### Challenge
Below are records; transcribe only the line with "Output the underlying" and those after it, through the last line, without any change.

═════ Supplied material

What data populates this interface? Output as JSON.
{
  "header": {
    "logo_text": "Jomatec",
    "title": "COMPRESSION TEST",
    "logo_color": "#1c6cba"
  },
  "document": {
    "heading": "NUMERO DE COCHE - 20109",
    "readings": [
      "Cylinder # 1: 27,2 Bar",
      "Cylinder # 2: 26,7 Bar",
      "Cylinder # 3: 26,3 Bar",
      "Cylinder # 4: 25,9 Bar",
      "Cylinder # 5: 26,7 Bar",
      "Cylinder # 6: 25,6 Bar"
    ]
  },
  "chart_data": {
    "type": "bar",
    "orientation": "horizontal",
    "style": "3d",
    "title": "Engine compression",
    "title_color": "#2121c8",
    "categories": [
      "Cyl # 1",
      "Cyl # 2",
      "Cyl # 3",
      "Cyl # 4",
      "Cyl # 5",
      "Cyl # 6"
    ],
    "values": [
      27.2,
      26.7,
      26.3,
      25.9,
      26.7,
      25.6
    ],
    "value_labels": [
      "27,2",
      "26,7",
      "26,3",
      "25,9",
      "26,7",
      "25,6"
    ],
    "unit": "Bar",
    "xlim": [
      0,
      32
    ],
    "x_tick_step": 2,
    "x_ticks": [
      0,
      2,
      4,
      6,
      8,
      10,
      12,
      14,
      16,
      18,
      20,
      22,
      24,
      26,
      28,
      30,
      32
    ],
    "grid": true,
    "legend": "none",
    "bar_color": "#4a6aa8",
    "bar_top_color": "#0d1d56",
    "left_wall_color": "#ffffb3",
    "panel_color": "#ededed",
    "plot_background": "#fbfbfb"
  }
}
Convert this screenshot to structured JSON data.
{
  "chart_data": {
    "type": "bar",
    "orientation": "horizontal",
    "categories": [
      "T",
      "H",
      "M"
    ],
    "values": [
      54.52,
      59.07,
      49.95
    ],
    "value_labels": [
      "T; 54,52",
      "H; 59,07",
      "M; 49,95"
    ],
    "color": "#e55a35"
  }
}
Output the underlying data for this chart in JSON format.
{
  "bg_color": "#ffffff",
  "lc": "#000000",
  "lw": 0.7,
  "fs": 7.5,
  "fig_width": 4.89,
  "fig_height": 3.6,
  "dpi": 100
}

══════════

### Response to the exercise
Output the underlying data for this chart in JSON format.
{
  "bg_color": "#ffffff",
  "lc": "#000000",
  "lw": 0.7,
  "fs": 7.5,
  "fig_width": 4.89,
  "fig_height": 3.6,
  "dpi": 100
}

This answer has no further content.